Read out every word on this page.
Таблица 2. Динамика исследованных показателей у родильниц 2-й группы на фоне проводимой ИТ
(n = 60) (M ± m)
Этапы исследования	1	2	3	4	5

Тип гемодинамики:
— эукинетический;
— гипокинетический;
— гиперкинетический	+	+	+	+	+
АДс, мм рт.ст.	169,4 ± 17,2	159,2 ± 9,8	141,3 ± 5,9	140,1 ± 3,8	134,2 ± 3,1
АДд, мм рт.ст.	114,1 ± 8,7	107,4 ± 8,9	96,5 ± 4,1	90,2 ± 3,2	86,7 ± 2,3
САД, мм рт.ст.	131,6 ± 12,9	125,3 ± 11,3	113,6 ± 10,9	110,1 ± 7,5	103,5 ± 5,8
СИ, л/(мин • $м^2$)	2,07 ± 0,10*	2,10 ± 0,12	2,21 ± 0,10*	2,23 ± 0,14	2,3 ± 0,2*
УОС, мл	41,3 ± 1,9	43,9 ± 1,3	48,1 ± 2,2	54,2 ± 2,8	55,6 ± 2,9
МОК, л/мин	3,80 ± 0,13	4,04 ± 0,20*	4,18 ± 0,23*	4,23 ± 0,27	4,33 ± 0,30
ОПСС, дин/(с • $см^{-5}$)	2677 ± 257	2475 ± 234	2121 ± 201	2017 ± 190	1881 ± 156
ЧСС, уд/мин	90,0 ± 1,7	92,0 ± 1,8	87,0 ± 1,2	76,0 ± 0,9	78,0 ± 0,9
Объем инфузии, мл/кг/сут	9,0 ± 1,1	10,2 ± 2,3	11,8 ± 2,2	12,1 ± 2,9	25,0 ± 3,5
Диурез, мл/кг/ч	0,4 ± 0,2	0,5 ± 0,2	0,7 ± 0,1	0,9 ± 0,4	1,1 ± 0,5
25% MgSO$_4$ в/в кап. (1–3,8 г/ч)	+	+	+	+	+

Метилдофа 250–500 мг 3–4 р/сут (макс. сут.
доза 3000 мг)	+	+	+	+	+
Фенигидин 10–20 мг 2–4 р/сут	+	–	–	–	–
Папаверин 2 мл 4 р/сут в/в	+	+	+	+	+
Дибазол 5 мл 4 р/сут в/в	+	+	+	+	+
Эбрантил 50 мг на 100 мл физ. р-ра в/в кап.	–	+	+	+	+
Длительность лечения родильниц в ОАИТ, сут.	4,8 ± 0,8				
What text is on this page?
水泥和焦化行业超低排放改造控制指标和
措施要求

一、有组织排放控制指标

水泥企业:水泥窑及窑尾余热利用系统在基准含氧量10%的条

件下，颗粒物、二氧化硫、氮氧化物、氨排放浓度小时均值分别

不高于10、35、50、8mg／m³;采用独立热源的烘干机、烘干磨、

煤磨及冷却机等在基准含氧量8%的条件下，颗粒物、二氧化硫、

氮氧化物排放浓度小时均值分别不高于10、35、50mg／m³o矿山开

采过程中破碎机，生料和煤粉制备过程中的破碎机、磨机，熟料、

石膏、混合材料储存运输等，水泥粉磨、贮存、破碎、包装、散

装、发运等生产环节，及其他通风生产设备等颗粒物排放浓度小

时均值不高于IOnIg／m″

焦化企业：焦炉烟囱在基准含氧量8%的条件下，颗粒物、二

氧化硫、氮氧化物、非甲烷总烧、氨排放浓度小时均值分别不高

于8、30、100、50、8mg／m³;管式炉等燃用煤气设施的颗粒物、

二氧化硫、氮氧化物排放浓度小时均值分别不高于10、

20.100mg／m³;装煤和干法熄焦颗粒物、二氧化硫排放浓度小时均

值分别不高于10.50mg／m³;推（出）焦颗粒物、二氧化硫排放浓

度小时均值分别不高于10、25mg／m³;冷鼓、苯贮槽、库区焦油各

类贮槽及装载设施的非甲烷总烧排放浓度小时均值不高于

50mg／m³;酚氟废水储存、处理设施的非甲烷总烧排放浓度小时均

::::

Brief: From the records above, extract every entry exactly as given.

Reply:
Read out every word on this page.
Таблица 2. Динамика исследованных показателей у родильниц 2-й группы на фоне проводимой ИТ
(n = 60) (M ± m)
Этапы исследования	1	2	3	4	5

Тип гемодинамики:
— эукинетический;
— гипокинетический;
— гиперкинетический	+	+	+	+	+
АДс, мм рт.ст.	169,4 ± 17,2	159,2 ± 9,8	141,3 ± 5,9	140,1 ± 3,8	134,2 ± 3,1
АДд, мм рт.ст.	114,1 ± 8,7	107,4 ± 8,9	96,5 ± 4,1	90,2 ± 3,2	86,7 ± 2,3
САД, мм рт.ст.	131,6 ± 12,9	125,3 ± 11,3	113,6 ± 10,9	110,1 ± 7,5	103,5 ± 5,8
СИ, л/(мин • $м^2$)	2,07 ± 0,10*	2,10 ± 0,12	2,21 ± 0,10*	2,23 ± 0,14	2,3 ± 0,2*
УОС, мл	41,3 ± 1,9	43,9 ± 1,3	48,1 ± 2,2	54,2 ± 2,8	55,6 ± 2,9
МОК, л/мин	3,80 ± 0,13	4,04 ± 0,20*	4,18 ± 0,23*	4,23 ± 0,27	4,33 ± 0,30
ОПСС, дин/(с • $см^{-5}$)	2677 ± 257	2475 ± 234	2121 ± 201	2017 ± 190	1881 ± 156
ЧСС, уд/мин	90,0 ± 1,7	92,0 ± 1,8	87,0 ± 1,2	76,0 ± 0,9	78,0 ± 0,9
Объем инфузии, мл/кг/сут	9,0 ± 1,1	10,2 ± 2,3	11,8 ± 2,2	12,1 ± 2,9	25,0 ± 3,5
Диурез, мл/кг/ч	0,4 ± 0,2	0,5 ± 0,2	0,7 ± 0,1	0,9 ± 0,4	1,1 ± 0,5
25% MgSO$_4$ в/в кап. (1–3,8 г/ч)	+	+	+	+	+

Метилдофа 250–500 мг 3–4 р/сут (макс. сут.
доза 3000 мг)	+	+	+	+	+
Фенигидин 10–20 мг 2–4 р/сут	+	–	–	–	–
Папаверин 2 мл 4 р/сут в/в	+	+	+	+	+
Дибазол 5 мл 4 р/сут в/в	+	+	+	+	+
Эбрантил 50 мг на 100 мл физ. р-ра в/в кап.	–	+	+	+	+
Длительность лечения родильниц в ОАИТ, сут.	4,8 ± 0,8				
What text is on this page?
水泥和焦化行业超低排放改造控制指标和
措施要求

一、有组织排放控制指标

水泥企业:水泥窑及窑尾余热利用系统在基准含氧量10%的条

件下，颗粒物、二氧化硫、氮氧化物、氨排放浓度小时均值分别

不高于10、35、50、8mg／m³;采用独立热源的烘干机、烘干磨、

煤磨及冷却机等在基准含氧量8%的条件下，颗粒物、二氧化硫、

氮氧化物排放浓度小时均值分别不高于10、35、50mg／m³o矿山开

采过程中破碎机，生料和煤粉制备过程中的破碎机、磨机，熟料、

石膏、混合材料储存运输等，水泥粉磨、贮存、破碎、包装、散

装、发运等生产环节，及其他通风生产设备等颗粒物排放浓度小

时均值不高于IOnIg／m″

焦化企业：焦炉烟囱在基准含氧量8%的条件下，颗粒物、二

氧化硫、氮氧化物、非甲烷总烧、氨排放浓度小时均值分别不高

于8、30、100、50、8mg／m³;管式炉等燃用煤气设施的颗粒物、

二氧化硫、氮氧化物排放浓度小时均值分别不高于10、

20.100mg／m³;装煤和干法熄焦颗粒物、二氧化硫排放浓度小时均

值分别不高于10.50mg／m³;推（出）焦颗粒物、二氧化硫排放浓

度小时均值分别不高于10、25mg／m³;冷鼓、苯贮槽、库区焦油各

类贮槽及装载设施的非甲烷总烧排放浓度小时均值不高于

50mg／m³;酚氟废水储存、处理设施的非甲烷总烧排放浓度小时均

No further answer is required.